(Collected data)
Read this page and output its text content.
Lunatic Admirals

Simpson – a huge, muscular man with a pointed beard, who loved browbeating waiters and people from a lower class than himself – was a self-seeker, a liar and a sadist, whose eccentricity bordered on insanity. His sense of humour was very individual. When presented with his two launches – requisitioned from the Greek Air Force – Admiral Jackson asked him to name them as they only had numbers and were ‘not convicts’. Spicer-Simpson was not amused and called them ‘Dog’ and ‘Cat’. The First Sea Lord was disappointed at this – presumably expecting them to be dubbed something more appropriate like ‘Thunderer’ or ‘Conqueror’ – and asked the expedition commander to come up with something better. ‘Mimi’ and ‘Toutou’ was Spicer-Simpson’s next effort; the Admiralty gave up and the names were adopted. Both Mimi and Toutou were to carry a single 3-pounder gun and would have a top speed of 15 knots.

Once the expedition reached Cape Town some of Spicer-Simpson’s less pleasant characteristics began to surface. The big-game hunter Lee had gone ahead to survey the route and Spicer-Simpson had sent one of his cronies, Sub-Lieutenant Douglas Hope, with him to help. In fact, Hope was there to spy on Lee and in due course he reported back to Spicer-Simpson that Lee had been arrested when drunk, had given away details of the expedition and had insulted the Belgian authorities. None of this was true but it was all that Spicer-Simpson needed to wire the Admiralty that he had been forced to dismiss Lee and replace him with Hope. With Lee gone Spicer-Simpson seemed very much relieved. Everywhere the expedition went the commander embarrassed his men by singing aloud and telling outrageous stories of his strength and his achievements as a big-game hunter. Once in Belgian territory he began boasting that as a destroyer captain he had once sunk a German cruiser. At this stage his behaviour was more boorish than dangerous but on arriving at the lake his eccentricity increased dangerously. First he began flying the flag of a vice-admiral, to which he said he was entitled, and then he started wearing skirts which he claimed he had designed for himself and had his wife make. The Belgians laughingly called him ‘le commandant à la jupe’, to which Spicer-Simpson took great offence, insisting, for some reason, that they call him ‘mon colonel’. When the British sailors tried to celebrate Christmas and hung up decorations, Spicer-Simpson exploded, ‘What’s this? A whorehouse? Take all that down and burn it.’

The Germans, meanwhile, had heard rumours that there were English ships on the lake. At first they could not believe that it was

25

• **Directions**
Write every record out again, unaltered.

• **Full response**
Read this page and output its text content.
Lunatic Admirals

Simpson – a huge, muscular man with a pointed beard, who loved browbeating waiters and people from a lower class than himself – was a self-seeker, a liar and a sadist, whose eccentricity bordered on insanity. His sense of humour was very individual. When presented with his two launches – requisitioned from the Greek Air Force – Admiral Jackson asked him to name them as they only had numbers and were ‘not convicts’. Spicer-Simpson was not amused and called them ‘Dog’ and ‘Cat’. The First Sea Lord was disappointed at this – presumably expecting them to be dubbed something more appropriate like ‘Thunderer’ or ‘Conqueror’ – and asked the expedition commander to come up with something better. ‘Mimi’ and ‘Toutou’ was Spicer-Simpson’s next effort; the Admiralty gave up and the names were adopted. Both Mimi and Toutou were to carry a single 3-pounder gun and would have a top speed of 15 knots.

Once the expedition reached Cape Town some of Spicer-Simpson’s less pleasant characteristics began to surface. The big-game hunter Lee had gone ahead to survey the route and Spicer-Simpson had sent one of his cronies, Sub-Lieutenant Douglas Hope, with him to help. In fact, Hope was there to spy on Lee and in due course he reported back to Spicer-Simpson that Lee had been arrested when drunk, had given away details of the expedition and had insulted the Belgian authorities. None of this was true but it was all that Spicer-Simpson needed to wire the Admiralty that he had been forced to dismiss Lee and replace him with Hope. With Lee gone Spicer-Simpson seemed very much relieved. Everywhere the expedition went the commander embarrassed his men by singing aloud and telling outrageous stories of his strength and his achievements as a big-game hunter. Once in Belgian territory he began boasting that as a destroyer captain he had once sunk a German cruiser. At this stage his behaviour was more boorish than dangerous but on arriving at the lake his eccentricity increased dangerously. First he began flying the flag of a vice-admiral, to which he said he was entitled, and then he started wearing skirts which he claimed he had designed for himself and had his wife make. The Belgians laughingly called him ‘le commandant à la jupe’, to which Spicer-Simpson took great offence, insisting, for some reason, that they call him ‘mon colonel’. When the British sailors tried to celebrate Christmas and hung up decorations, Spicer-Simpson exploded, ‘What’s this? A whorehouse? Take all that down and burn it.’

The Germans, meanwhile, had heard rumours that there were English ships on the lake. At first they could not believe that it was

25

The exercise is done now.